Work to be completed -
Print the entries below in their entirety, exactly as they are written.

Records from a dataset
--- BEGIN ---

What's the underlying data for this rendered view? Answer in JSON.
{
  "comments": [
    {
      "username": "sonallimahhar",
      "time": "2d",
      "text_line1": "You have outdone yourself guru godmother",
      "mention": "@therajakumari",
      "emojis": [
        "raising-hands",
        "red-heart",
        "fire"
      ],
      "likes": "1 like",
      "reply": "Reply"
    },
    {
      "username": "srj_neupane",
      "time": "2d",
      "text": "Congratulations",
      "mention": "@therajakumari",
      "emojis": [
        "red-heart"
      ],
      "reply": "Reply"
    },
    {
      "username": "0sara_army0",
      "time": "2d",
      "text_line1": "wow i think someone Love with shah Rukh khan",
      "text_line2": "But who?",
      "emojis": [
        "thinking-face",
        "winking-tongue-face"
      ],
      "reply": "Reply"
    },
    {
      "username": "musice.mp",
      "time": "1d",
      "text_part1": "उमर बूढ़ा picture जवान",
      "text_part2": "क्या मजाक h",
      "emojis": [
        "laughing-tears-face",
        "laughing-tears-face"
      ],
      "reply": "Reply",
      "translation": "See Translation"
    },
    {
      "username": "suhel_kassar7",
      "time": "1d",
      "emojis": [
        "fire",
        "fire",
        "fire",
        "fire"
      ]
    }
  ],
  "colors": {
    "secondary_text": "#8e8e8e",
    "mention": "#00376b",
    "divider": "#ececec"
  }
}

--- END ---

The completed task -
What's the underlying data for this rendered view? Answer in JSON.
{
  "comments": [
    {
      "username": "sonallimahhar",
      "time": "2d",
      "text_line1": "You have outdone yourself guru godmother",
      "mention": "@therajakumari",
      "emojis": [
        "raising-hands",
        "red-heart",
        "fire"
      ],
      "likes": "1 like",
      "reply": "Reply"
    },
    {
      "username": "srj_neupane",
      "time": "2d",
      "text": "Congratulations",
      "mention": "@therajakumari",
      "emojis": [
        "red-heart"
      ],
      "reply": "Reply"
    },
    {
      "username": "0sara_army0",
      "time": "2d",
      "text_line1": "wow i think someone Love with shah Rukh khan",
      "text_line2": "But who?",
      "emojis": [
        "thinking-face",
        "winking-tongue-face"
      ],
      "reply": "Reply"
    },
    {
      "username": "musice.mp",
      "time": "1d",
      "text_part1": "उमर बूढ़ा picture जवान",
      "text_part2": "क्या मजाक h",
      "emojis": [
        "laughing-tears-face",
        "laughing-tears-face"
      ],
      "reply": "Reply",
      "translation": "See Translation"
    },
    {
      "username": "suhel_kassar7",
      "time": "1d",
      "emojis": [
        "fire",
        "fire",
        "fire",
        "fire"
      ]
    }
  ],
  "colors": {
    "secondary_text": "#8e8e8e",
    "mention": "#00376b",
    "divider": "#ececec"
  }
}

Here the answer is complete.